----- Task input
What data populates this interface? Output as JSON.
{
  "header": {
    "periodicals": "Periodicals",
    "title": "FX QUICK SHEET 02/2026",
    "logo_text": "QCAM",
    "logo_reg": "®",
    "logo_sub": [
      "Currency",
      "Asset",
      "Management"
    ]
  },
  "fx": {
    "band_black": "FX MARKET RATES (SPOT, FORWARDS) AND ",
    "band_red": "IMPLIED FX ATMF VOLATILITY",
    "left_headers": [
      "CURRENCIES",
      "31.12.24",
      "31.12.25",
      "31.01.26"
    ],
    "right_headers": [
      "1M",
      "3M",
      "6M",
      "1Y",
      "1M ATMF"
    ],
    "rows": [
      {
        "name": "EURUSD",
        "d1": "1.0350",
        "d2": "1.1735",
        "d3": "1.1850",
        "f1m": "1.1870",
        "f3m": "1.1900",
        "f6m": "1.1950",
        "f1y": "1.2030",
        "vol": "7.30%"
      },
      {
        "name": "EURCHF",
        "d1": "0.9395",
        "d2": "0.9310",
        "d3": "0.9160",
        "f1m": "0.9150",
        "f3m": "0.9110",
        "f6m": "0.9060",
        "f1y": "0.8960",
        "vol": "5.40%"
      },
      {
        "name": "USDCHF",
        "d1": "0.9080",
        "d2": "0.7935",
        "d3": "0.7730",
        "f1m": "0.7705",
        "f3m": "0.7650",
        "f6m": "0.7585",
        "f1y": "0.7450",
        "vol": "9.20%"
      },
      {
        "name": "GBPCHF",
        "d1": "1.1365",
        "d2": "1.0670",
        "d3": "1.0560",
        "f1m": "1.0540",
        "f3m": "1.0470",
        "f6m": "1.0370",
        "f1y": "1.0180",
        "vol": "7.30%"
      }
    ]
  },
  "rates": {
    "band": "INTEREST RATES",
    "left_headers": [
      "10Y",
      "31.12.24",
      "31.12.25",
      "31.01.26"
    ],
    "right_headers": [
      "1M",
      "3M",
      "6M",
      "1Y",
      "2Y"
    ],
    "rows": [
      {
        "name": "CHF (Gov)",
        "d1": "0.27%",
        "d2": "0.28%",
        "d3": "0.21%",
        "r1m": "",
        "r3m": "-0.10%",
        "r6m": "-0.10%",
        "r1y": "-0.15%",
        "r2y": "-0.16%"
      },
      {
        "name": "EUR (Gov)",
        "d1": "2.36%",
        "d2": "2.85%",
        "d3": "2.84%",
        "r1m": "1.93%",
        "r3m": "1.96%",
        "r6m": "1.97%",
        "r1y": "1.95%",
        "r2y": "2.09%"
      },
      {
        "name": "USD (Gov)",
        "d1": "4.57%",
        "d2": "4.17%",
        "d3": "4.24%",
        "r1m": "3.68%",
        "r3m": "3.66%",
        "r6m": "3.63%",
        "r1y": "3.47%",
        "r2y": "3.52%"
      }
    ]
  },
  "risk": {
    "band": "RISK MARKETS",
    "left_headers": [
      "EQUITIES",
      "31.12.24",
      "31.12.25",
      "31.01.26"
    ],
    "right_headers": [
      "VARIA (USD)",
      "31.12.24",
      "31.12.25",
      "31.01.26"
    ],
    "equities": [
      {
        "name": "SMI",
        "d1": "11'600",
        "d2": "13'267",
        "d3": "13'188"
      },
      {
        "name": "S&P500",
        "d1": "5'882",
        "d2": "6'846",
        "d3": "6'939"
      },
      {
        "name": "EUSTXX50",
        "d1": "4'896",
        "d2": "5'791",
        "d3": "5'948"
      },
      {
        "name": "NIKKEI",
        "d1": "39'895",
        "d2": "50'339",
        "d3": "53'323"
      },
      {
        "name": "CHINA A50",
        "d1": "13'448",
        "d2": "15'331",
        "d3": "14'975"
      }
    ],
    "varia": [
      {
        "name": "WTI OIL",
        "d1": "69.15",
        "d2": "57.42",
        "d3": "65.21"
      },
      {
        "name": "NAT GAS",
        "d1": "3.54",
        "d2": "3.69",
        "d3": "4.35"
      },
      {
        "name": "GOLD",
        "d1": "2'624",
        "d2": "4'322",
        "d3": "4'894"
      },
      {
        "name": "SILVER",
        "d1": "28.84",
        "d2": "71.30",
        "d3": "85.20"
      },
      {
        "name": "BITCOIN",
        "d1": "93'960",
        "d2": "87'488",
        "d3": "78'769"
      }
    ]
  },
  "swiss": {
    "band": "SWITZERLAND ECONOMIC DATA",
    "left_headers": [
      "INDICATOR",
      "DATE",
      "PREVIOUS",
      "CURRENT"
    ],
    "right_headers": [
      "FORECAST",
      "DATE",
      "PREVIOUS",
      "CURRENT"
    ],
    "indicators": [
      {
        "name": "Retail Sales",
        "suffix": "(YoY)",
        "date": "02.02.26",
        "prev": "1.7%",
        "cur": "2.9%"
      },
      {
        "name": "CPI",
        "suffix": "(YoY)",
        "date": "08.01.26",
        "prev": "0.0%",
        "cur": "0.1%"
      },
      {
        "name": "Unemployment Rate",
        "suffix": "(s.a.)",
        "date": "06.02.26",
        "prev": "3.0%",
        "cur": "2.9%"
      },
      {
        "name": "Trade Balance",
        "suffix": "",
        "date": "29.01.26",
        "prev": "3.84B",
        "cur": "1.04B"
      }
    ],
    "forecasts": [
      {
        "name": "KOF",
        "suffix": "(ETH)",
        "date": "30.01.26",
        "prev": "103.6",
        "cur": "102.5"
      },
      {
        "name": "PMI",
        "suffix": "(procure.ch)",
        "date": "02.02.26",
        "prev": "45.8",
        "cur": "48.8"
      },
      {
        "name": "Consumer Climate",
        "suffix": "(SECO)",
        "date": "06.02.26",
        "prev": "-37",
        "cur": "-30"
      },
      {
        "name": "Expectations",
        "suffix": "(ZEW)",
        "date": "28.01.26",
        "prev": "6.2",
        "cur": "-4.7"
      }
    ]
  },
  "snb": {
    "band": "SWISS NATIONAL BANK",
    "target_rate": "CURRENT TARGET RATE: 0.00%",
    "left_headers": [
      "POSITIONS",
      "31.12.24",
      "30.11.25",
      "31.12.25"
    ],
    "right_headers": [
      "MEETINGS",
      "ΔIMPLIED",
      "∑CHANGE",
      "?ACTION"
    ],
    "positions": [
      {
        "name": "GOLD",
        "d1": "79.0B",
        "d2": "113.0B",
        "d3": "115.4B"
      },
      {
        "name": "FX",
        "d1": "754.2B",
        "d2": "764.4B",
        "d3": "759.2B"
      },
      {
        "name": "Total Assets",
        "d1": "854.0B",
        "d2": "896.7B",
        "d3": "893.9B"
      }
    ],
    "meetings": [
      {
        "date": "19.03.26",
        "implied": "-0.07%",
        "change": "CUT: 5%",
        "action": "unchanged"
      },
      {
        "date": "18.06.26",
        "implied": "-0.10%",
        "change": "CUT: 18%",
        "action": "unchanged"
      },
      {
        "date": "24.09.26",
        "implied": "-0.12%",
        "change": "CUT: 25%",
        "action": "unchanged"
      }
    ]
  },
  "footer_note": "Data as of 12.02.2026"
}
----------
◆ **Exercise goal**
Without leaving anything out, give the entries again exactly.

◆ **Answer for this exercise**
What data populates this interface? Output as JSON.
{
  "header": {
    "periodicals": "Periodicals",
    "title": "FX QUICK SHEET 02/2026",
    "logo_text": "QCAM",
    "logo_reg": "®",
    "logo_sub": [
      "Currency",
      "Asset",
      "Management"
    ]
  },
  "fx": {
    "band_black": "FX MARKET RATES (SPOT, FORWARDS) AND ",
    "band_red": "IMPLIED FX ATMF VOLATILITY",
    "left_headers": [
      "CURRENCIES",
      "31.12.24",
      "31.12.25",
      "31.01.26"
    ],
    "right_headers": [
      "1M",
      "3M",
      "6M",
      "1Y",
      "1M ATMF"
    ],
    "rows": [
      {
        "name": "EURUSD",
        "d1": "1.0350",
        "d2": "1.1735",
        "d3": "1.1850",
        "f1m": "1.1870",
        "f3m": "1.1900",
        "f6m": "1.1950",
        "f1y": "1.2030",
        "vol": "7.30%"
      },
      {
        "name": "EURCHF",
        "d1": "0.9395",
        "d2": "0.9310",
        "d3": "0.9160",
        "f1m": "0.9150",
        "f3m": "0.9110",
        "f6m": "0.9060",
        "f1y": "0.8960",
        "vol": "5.40%"
      },
      {
        "name": "USDCHF",
        "d1": "0.9080",
        "d2": "0.7935",
        "d3": "0.7730",
        "f1m": "0.7705",
        "f3m": "0.7650",
        "f6m": "0.7585",
        "f1y": "0.7450",
        "vol": "9.20%"
      },
      {
        "name": "GBPCHF",
        "d1": "1.1365",
        "d2": "1.0670",
        "d3": "1.0560",
        "f1m": "1.0540",
        "f3m": "1.0470",
        "f6m": "1.0370",
        "f1y": "1.0180",
        "vol": "7.30%"
      }
    ]
  },
  "rates": {
    "band": "INTEREST RATES",
    "left_headers": [
      "10Y",
      "31.12.24",
      "31.12.25",
      "31.01.26"
    ],
    "right_headers": [
      "1M",
      "3M",
      "6M",
      "1Y",
      "2Y"
    ],
    "rows": [
      {
        "name": "CHF (Gov)",
        "d1": "0.27%",
        "d2": "0.28%",
        "d3": "0.21%",
        "r1m": "",
        "r3m": "-0.10%",
        "r6m": "-0.10%",
        "r1y": "-0.15%",
        "r2y": "-0.16%"
      },
      {
        "name": "EUR (Gov)",
        "d1": "2.36%",
        "d2": "2.85%",
        "d3": "2.84%",
        "r1m": "1.93%",
        "r3m": "1.96%",
        "r6m": "1.97%",
        "r1y": "1.95%",
        "r2y": "2.09%"
      },
      {
        "name": "USD (Gov)",
        "d1": "4.57%",
        "d2": "4.17%",
        "d3": "4.24%",
        "r1m": "3.68%",
        "r3m": "3.66%",
        "r6m": "3.63%",
        "r1y": "3.47%",
        "r2y": "3.52%"
      }
    ]
  },
  "risk": {
    "band": "RISK MARKETS",
    "left_headers": [
      "EQUITIES",
      "31.12.24",
      "31.12.25",
      "31.01.26"
    ],
    "right_headers": [
      "VARIA (USD)",
      "31.12.24",
      "31.12.25",
      "31.01.26"
    ],
    "equities": [
      {
        "name": "SMI",
        "d1": "11'600",
        "d2": "13'267",
        "d3": "13'188"
      },
      {
        "name": "S&P500",
        "d1": "5'882",
        "d2": "6'846",
        "d3": "6'939"
      },
      {
        "name": "EUSTXX50",
        "d1": "4'896",
        "d2": "5'791",
        "d3": "5'948"
      },
      {
        "name": "NIKKEI",
        "d1": "39'895",
        "d2": "50'339",
        "d3": "53'323"
      },
      {
        "name": "CHINA A50",
        "d1": "13'448",
        "d2": "15'331",
        "d3": "14'975"
      }
    ],
    "varia": [
      {
        "name": "WTI OIL",
        "d1": "69.15",
        "d2": "57.42",
        "d3": "65.21"
      },
      {
        "name": "NAT GAS",
        "d1": "3.54",
        "d2": "3.69",
        "d3": "4.35"
      },
      {
        "name": "GOLD",
        "d1": "2'624",
        "d2": "4'322",
        "d3": "4'894"
      },
      {
        "name": "SILVER",
        "d1": "28.84",
        "d2": "71.30",
        "d3": "85.20"
      },
      {
        "name": "BITCOIN",
        "d1": "93'960",
        "d2": "87'488",
        "d3": "78'769"
      }
    ]
  },
  "swiss": {
    "band": "SWITZERLAND ECONOMIC DATA",
    "left_headers": [
      "INDICATOR",
      "DATE",
      "PREVIOUS",
      "CURRENT"
    ],
    "right_headers": [
      "FORECAST",
      "DATE",
      "PREVIOUS",
      "CURRENT"
    ],
    "indicators": [
      {
        "name": "Retail Sales",
        "suffix": "(YoY)",
        "date": "02.02.26",
        "prev": "1.7%",
        "cur": "2.9%"
      },
      {
        "name": "CPI",
        "suffix": "(YoY)",
        "date": "08.01.26",
        "prev": "0.0%",
        "cur": "0.1%"
      },
      {
        "name": "Unemployment Rate",
        "suffix": "(s.a.)",
        "date": "06.02.26",
        "prev": "3.0%",
        "cur": "2.9%"
      },
      {
        "name": "Trade Balance",
        "suffix": "",
        "date": "29.01.26",
        "prev": "3.84B",
        "cur": "1.04B"
      }
    ],
    "forecasts": [
      {
        "name": "KOF",
        "suffix": "(ETH)",
        "date": "30.01.26",
        "prev": "103.6",
        "cur": "102.5"
      },
      {
        "name": "PMI",
        "suffix": "(procure.ch)",
        "date": "02.02.26",
        "prev": "45.8",
        "cur": "48.8"
      },
      {
        "name": "Consumer Climate",
        "suffix": "(SECO)",
        "date": "06.02.26",
        "prev": "-37",
        "cur": "-30"
      },
      {
        "name": "Expectations",
        "suffix": "(ZEW)",
        "date": "28.01.26",
        "prev": "6.2",
        "cur": "-4.7"
      }
    ]
  },
  "snb": {
    "band": "SWISS NATIONAL BANK",
    "target_rate": "CURRENT TARGET RATE: 0.00%",
    "left_headers": [
      "POSITIONS",
      "31.12.24",
      "30.11.25",
      "31.12.25"
    ],
    "right_headers": [
      "MEETINGS",
      "ΔIMPLIED",
      "∑CHANGE",
      "?ACTION"
    ],
    "positions": [
      {
        "name": "GOLD",
        "d1": "79.0B",
        "d2": "113.0B",
        "d3": "115.4B"
      },
      {
        "name": "FX",
        "d1": "754.2B",
        "d2": "764.4B",
        "d3": "759.2B"
      },
      {
        "name": "Total Assets",
        "d1": "854.0B",
        "d2": "896.7B",
        "d3": "893.9B"
      }
    ],
    "meetings": [
      {
        "date": "19.03.26",
        "implied": "-0.07%",
        "change": "CUT: 5%",
        "action": "unchanged"
      },
      {
        "date": "18.06.26",
        "implied": "-0.10%",
        "change": "CUT: 18%",
        "action": "unchanged"
      },
      {
        "date": "24.09.26",
        "implied": "-0.12%",
        "change": "CUT: 25%",
        "action": "unchanged"
      }
    ]
  },
  "footer_note": "Data as of 12.02.2026"
}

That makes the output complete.